[Excerpts from a figure dataset]
..........

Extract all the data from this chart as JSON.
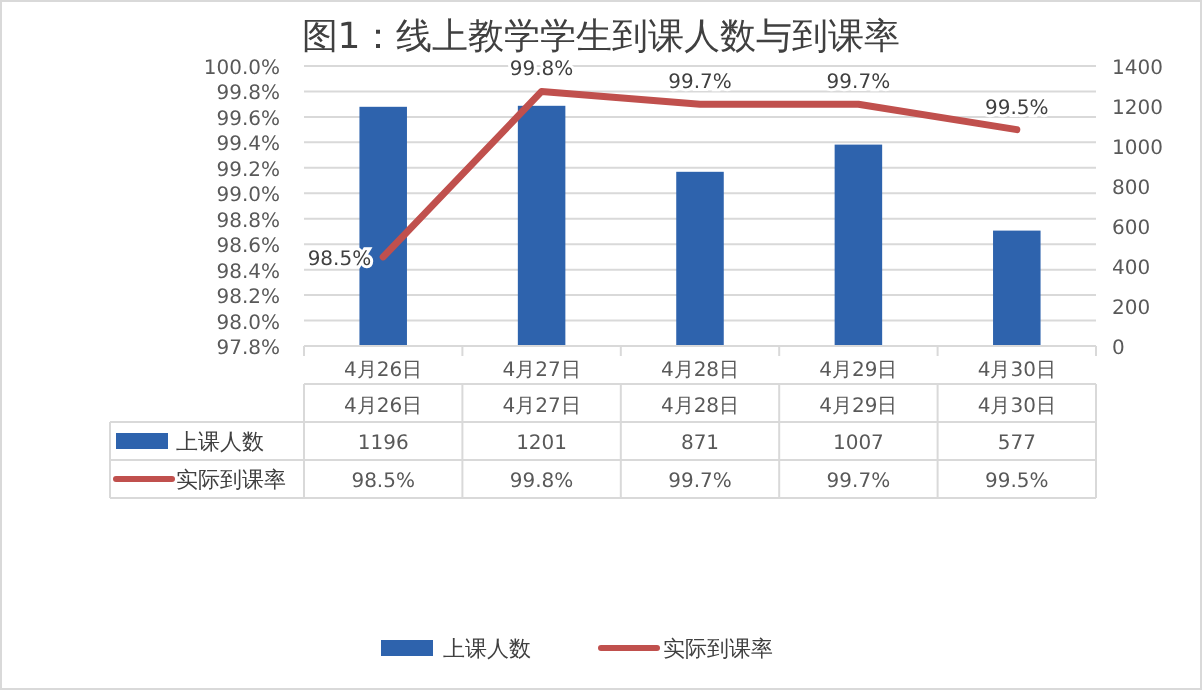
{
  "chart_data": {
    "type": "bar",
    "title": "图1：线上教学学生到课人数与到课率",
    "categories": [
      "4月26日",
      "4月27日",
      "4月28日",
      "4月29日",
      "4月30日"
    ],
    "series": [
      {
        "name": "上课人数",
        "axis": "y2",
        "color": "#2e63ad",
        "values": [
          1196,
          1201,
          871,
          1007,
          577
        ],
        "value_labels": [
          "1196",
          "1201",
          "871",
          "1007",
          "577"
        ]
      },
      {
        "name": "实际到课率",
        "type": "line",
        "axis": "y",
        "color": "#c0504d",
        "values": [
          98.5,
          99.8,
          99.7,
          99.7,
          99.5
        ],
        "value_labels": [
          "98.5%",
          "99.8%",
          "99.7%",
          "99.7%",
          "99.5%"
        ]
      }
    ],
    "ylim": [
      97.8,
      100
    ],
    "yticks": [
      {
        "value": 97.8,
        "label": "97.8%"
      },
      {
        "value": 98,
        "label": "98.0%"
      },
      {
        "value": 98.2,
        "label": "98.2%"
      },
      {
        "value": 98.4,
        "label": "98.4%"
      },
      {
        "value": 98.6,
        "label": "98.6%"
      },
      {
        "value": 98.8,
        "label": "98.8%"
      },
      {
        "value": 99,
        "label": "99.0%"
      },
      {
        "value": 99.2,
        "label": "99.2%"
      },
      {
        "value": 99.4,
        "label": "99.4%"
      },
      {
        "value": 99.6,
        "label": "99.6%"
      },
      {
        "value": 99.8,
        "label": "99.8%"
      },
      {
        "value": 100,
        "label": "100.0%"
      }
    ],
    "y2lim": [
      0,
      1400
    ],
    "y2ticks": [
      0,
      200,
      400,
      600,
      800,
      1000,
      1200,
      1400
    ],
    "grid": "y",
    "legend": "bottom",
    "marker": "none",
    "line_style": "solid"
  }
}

..........

§ WHAT YOU HAVE TO DO: Set the pictures aside and transcribe the data above exactly.

§ RESULT OF THE EXERCISE:
Extract all the data from this chart as JSON.
{
  "chart_data": {
    "type": "bar",
    "title": "图1：线上教学学生到课人数与到课率",
    "categories": [
      "4月26日",
      "4月27日",
      "4月28日",
      "4月29日",
      "4月30日"
    ],
    "series": [
      {
        "name": "上课人数",
        "axis": "y2",
        "color": "#2e63ad",
        "values": [
          1196,
          1201,
          871,
          1007,
          577
        ],
        "value_labels": [
          "1196",
          "1201",
          "871",
          "1007",
          "577"
        ]
      },
      {
        "name": "实际到课率",
        "type": "line",
        "axis": "y",
        "color": "#c0504d",
        "values": [
          98.5,
          99.8,
          99.7,
          99.7,
          99.5
        ],
        "value_labels": [
          "98.5%",
          "99.8%",
          "99.7%",
          "99.7%",
          "99.5%"
        ]
      }
    ],
    "ylim": [
      97.8,
      100
    ],
    "yticks": [
      {
        "value": 97.8,
        "label": "97.8%"
      },
      {
        "value": 98,
        "label": "98.0%"
      },
      {
        "value": 98.2,
        "label": "98.2%"
      },
      {
        "value": 98.4,
        "label": "98.4%"
      },
      {
        "value": 98.6,
        "label": "98.6%"
      },
      {
        "value": 98.8,
        "label": "98.8%"
      },
      {
        "value": 99,
        "label": "99.0%"
      },
      {
        "value": 99.2,
        "label": "99.2%"
      },
      {
        "value": 99.4,
        "label": "99.4%"
      },
      {
        "value": 99.6,
        "label": "99.6%"
      },
      {
        "value": 99.8,
        "label": "99.8%"
      },
      {
        "value": 100,
        "label": "100.0%"
      }
    ],
    "y2lim": [
      0,
      1400
    ],
    "y2ticks": [
      0,
      200,
      400,
      600,
      800,
      1000,
      1200,
      1400
    ],
    "grid": "y",
    "legend": "bottom",
    "marker": "none",
    "line_style": "solid"
  }
}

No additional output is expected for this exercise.